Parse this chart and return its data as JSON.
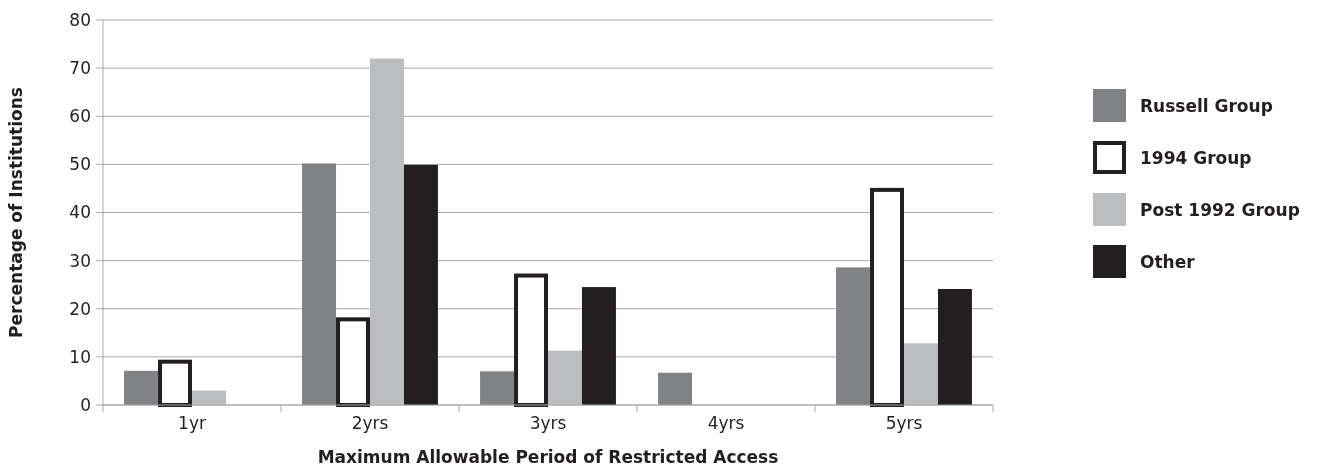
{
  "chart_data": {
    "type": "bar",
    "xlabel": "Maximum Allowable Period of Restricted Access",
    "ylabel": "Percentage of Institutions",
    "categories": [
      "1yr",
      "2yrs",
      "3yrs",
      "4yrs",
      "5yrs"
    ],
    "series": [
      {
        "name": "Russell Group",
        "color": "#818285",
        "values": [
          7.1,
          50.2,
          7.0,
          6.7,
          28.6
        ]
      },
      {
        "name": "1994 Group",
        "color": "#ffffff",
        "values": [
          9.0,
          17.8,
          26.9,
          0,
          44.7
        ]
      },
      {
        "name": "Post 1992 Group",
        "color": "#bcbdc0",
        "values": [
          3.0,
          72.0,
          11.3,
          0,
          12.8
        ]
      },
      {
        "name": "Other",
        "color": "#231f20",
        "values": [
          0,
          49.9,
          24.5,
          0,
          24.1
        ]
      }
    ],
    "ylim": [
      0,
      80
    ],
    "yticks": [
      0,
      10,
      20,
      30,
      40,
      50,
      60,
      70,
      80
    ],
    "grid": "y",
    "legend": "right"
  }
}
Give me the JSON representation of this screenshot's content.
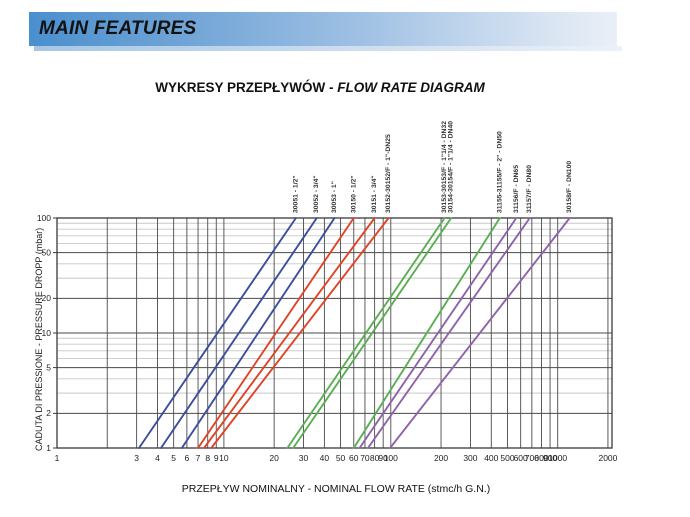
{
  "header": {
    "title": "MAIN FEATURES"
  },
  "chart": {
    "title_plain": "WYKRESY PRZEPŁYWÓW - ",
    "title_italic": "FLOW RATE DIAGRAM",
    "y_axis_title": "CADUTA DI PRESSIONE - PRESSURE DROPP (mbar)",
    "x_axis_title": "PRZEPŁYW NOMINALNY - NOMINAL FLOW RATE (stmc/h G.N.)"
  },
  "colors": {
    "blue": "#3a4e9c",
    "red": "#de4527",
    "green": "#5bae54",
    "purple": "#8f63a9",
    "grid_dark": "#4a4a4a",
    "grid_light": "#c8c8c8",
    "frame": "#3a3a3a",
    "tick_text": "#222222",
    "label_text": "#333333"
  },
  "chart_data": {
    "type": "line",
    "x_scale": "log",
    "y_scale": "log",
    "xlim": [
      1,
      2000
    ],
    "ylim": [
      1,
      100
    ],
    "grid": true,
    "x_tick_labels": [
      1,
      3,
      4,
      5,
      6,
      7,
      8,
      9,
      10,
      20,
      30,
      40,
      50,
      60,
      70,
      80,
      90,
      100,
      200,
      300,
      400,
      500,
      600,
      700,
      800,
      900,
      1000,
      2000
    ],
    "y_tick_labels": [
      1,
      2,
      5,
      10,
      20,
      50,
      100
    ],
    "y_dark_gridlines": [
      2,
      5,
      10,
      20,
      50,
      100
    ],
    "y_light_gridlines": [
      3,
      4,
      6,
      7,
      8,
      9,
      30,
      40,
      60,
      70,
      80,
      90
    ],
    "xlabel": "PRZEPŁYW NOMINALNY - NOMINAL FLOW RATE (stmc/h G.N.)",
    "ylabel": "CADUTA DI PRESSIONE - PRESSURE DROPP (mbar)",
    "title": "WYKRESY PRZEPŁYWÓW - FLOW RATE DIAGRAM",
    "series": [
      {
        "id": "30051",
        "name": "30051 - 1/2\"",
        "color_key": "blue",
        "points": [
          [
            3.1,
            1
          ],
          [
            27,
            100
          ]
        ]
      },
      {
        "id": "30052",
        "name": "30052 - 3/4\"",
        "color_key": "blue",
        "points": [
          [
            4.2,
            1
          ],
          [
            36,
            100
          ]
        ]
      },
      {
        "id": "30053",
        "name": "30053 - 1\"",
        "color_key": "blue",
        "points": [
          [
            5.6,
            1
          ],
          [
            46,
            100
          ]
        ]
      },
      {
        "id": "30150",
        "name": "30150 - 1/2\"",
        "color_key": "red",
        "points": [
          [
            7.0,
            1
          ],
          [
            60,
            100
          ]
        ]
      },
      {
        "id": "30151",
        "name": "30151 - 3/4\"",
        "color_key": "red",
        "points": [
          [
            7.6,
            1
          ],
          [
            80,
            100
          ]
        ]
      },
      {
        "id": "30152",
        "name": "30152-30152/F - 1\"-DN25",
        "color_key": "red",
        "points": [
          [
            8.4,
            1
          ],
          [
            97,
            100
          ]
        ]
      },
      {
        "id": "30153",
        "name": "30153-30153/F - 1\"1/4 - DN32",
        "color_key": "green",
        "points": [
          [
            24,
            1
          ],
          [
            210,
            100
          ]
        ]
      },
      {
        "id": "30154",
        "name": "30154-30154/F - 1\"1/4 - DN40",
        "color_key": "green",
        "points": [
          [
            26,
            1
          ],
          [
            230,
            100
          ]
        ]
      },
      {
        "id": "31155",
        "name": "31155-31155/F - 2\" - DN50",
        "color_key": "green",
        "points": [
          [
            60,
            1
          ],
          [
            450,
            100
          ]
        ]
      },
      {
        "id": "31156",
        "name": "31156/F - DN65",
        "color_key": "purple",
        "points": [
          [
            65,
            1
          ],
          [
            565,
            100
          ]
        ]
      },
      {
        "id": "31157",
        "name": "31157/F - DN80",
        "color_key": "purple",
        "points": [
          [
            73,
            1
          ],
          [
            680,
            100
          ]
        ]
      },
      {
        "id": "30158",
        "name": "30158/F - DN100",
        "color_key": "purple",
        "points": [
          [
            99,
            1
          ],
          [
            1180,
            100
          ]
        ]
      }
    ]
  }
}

--------

Work to do
Read the entries and select each line where the word "mbar" is found.

In response
    "y_axis_title": "CADUTA DI PRESSIONE - PRESSURE DROPP (mbar)",
    "ylabel": "CADUTA DI PRESSIONE - PRESSURE DROPP (mbar)",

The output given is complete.